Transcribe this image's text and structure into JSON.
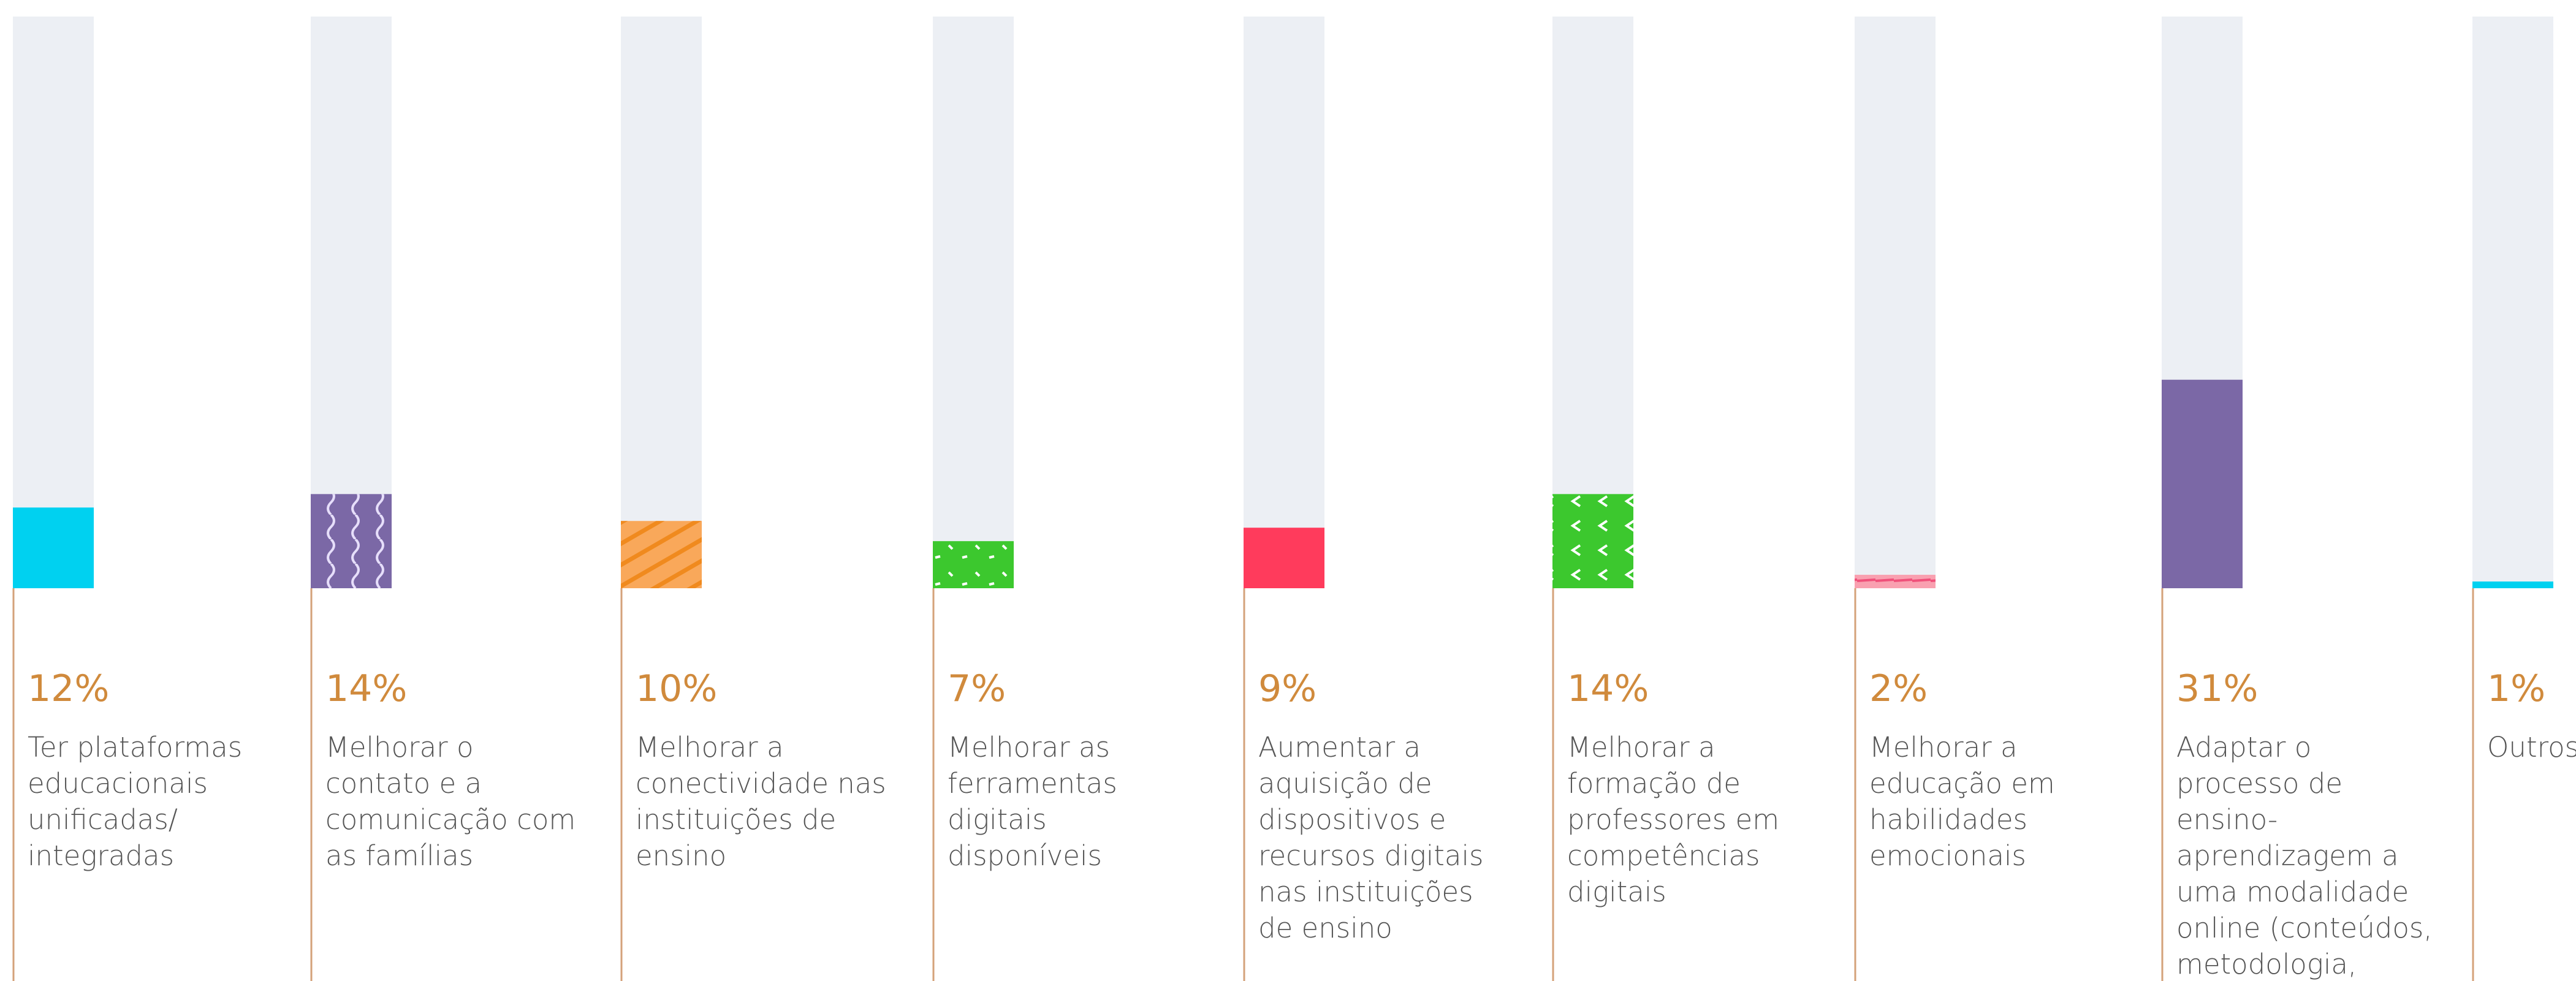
{
  "chart_data": {
    "type": "bar",
    "categories": [
      "Ter plataformas educacionais unificadas/ integradas",
      "Melhorar o contato e a comunicação com as famílias",
      "Melhorar a conectividade nas instituições de ensino",
      "Melhorar as ferramentas digitais disponíveis",
      "Aumentar a aquisição de dispositivos e recursos digitais nas instituições de ensino",
      "Melhorar a formação de professores em competências digitais",
      "Melhorar a educação em habilidades emocionais",
      "Adaptar o processo de ensino-aprendizagem a uma modalidade online (conteúdos, metodologia, avaliação)",
      "Outros"
    ],
    "values": [
      12,
      14,
      10,
      7,
      9,
      14,
      2,
      31,
      1
    ],
    "value_labels": [
      "12%",
      "14%",
      "10%",
      "7%",
      "9%",
      "14%",
      "2%",
      "31%",
      "1%"
    ],
    "colors": [
      "#00d1f0",
      "#7b68a6",
      "#f9a85a",
      "#3cc82e",
      "#ff3b5c",
      "#3cc82e",
      "#f9a0b0",
      "#7b68a6",
      "#00d1f0"
    ],
    "ylim": [
      0,
      85
    ]
  }
}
_ _ _
Leave the pictures out, and transcribe each of the records exactly.

Transcribe this image's text and structure into JSON.
{
  "chart_data": {
    "type": "bar",
    "categories": [
      "Ter plataformas educacionais unificadas/ integradas",
      "Melhorar o contato e a comunicação com as famílias",
      "Melhorar a conectividade nas instituições de ensino",
      "Melhorar as ferramentas digitais disponíveis",
      "Aumentar a aquisição de dispositivos e recursos digitais nas instituições de ensino",
      "Melhorar a formação de professores em competências digitais",
      "Melhorar a educação em habilidades emocionais",
      "Adaptar o processo de ensino-aprendizagem a uma modalidade online (conteúdos, metodologia, avaliação)",
      "Outros"
    ],
    "values": [
      12,
      14,
      10,
      7,
      9,
      14,
      2,
      31,
      1
    ],
    "value_labels": [
      "12%",
      "14%",
      "10%",
      "7%",
      "9%",
      "14%",
      "2%",
      "31%",
      "1%"
    ],
    "colors": [
      "#00d1f0",
      "#7b68a6",
      "#f9a85a",
      "#3cc82e",
      "#ff3b5c",
      "#3cc82e",
      "#f9a0b0",
      "#7b68a6",
      "#00d1f0"
    ],
    "ylim": [
      0,
      85
    ]
  }
}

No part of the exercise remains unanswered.